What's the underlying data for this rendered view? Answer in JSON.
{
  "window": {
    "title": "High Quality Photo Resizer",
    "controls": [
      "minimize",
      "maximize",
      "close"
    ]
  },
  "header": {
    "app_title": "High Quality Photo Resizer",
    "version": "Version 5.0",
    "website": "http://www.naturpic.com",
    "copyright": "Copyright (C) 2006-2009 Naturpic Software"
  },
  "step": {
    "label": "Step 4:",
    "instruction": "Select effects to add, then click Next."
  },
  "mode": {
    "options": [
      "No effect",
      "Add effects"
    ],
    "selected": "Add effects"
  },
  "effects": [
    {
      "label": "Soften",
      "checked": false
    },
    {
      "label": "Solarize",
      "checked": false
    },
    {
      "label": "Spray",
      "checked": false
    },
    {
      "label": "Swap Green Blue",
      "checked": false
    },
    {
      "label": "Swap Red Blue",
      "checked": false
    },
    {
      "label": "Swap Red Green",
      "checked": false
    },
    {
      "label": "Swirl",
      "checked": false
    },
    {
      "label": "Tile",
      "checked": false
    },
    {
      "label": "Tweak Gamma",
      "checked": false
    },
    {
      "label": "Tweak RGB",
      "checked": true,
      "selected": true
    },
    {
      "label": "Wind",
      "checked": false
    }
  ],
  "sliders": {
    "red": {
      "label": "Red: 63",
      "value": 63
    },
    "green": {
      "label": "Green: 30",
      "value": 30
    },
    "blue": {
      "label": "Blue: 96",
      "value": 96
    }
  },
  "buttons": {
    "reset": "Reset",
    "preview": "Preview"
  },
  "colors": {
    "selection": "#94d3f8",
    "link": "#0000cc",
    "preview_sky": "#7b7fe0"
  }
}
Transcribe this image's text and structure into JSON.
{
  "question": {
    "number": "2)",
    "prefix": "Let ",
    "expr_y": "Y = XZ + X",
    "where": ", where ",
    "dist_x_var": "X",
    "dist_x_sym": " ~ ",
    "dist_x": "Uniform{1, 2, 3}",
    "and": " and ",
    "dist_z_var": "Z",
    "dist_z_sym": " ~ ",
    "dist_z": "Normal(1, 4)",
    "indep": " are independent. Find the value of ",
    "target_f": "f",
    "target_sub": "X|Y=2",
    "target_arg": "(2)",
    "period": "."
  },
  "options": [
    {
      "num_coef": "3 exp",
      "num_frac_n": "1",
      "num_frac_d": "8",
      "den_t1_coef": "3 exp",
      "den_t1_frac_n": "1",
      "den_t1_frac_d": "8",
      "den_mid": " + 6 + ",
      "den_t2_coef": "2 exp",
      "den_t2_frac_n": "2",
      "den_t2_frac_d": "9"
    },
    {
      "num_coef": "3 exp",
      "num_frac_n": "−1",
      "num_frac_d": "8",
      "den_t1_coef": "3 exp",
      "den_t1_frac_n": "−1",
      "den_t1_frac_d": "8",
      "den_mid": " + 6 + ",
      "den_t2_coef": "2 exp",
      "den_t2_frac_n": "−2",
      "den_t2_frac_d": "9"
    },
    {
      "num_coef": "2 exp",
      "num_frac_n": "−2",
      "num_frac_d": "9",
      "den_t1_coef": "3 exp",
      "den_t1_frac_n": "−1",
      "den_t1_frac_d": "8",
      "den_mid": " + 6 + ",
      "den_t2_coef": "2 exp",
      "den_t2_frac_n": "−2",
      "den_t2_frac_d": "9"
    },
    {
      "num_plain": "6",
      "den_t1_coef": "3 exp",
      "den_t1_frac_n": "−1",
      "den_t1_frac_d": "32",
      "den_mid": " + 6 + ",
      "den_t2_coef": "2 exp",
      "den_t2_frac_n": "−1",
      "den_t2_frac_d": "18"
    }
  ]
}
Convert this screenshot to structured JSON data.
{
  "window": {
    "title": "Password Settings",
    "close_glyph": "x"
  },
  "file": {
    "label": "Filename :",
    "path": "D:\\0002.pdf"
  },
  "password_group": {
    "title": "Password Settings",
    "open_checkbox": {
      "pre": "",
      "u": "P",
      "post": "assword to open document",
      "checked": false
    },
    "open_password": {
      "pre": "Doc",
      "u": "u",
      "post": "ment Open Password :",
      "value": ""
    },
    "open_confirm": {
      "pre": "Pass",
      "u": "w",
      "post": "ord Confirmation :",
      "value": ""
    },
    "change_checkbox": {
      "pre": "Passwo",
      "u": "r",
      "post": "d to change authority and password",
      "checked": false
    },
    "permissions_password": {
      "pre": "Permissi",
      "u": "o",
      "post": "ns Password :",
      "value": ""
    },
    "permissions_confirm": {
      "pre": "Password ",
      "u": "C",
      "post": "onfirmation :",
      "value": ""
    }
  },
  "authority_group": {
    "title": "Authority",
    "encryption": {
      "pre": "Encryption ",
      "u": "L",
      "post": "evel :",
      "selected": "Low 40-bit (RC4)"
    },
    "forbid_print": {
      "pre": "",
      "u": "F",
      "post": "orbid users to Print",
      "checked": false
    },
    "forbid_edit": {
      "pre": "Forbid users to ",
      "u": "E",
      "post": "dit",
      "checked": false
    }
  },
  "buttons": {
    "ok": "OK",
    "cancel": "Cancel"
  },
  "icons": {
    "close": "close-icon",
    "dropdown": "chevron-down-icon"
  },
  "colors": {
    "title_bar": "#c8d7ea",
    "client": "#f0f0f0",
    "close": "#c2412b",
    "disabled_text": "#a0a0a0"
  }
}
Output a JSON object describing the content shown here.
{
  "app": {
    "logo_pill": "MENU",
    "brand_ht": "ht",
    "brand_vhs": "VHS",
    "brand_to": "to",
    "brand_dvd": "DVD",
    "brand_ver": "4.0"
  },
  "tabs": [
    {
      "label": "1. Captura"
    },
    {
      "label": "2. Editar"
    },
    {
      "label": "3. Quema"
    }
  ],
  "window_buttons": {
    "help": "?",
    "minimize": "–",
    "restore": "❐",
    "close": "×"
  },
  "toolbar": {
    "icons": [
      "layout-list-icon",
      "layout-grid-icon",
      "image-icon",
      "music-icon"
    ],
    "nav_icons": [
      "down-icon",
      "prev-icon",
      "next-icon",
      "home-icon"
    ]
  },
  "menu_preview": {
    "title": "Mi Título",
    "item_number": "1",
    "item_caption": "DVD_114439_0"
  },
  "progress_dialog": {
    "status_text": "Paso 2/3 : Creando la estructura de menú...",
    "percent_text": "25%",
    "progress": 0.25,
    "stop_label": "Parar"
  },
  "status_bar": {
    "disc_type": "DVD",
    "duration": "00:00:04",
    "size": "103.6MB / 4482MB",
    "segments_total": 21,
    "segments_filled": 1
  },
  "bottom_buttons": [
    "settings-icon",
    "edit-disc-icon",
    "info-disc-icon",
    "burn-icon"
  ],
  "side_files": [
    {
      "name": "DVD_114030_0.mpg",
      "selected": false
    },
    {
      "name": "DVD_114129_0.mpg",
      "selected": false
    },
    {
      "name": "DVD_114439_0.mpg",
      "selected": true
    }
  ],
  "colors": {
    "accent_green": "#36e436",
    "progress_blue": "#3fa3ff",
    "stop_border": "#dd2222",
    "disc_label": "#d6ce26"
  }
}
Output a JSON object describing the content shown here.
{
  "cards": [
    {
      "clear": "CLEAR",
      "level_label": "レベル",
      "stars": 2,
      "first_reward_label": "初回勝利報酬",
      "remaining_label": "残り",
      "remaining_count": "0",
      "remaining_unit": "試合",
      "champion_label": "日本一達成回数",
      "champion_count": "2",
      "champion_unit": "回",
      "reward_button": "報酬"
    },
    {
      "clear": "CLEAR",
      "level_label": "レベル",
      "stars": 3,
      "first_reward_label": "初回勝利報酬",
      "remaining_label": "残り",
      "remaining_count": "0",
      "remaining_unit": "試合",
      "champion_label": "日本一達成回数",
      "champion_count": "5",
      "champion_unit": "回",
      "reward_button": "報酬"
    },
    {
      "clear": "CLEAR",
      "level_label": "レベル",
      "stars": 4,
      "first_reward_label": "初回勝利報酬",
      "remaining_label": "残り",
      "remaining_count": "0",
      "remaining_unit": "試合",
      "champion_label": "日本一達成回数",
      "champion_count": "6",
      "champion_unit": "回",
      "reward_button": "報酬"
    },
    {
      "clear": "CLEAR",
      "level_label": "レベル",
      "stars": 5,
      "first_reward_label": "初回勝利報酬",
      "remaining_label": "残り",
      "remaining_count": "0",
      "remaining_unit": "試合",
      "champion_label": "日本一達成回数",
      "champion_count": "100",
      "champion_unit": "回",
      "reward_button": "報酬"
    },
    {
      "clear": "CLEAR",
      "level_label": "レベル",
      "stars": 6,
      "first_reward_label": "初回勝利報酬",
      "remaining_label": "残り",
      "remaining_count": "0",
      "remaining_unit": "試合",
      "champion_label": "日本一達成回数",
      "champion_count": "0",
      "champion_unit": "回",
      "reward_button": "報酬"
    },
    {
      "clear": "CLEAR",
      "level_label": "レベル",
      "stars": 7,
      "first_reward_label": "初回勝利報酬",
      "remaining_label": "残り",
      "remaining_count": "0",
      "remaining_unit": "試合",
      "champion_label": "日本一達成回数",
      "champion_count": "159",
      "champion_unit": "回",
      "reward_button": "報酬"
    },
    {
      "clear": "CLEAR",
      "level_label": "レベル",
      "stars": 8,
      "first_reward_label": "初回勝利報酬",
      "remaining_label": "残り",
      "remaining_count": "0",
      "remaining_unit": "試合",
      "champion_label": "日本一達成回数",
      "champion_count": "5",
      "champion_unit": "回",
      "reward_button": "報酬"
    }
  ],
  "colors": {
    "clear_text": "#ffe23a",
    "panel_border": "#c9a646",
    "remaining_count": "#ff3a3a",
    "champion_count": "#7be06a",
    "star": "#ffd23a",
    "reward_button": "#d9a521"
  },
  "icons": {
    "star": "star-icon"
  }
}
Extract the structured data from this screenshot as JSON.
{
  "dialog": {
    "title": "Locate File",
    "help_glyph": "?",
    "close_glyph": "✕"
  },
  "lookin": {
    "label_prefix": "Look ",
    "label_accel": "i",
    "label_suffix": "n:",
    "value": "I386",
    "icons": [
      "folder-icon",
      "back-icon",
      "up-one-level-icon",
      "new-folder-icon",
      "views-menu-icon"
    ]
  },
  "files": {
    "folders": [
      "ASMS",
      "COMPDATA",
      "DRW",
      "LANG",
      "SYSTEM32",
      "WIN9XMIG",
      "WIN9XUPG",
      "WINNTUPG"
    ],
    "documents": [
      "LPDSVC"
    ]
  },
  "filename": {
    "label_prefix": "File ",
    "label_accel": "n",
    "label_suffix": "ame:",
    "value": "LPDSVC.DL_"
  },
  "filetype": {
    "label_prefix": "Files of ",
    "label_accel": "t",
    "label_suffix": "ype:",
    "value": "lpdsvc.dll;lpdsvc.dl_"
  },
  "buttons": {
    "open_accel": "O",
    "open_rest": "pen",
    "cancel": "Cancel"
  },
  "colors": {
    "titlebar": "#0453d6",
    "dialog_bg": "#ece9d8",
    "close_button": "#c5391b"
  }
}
○ ○ ○ ○
#### [Objective]
Go through the material line by line. Show each line that contains the string "screenshot".

#### [Result of this exercise]
Convert this screenshot to structured JSON data.
Extract the structured data from this screenshot as JSON.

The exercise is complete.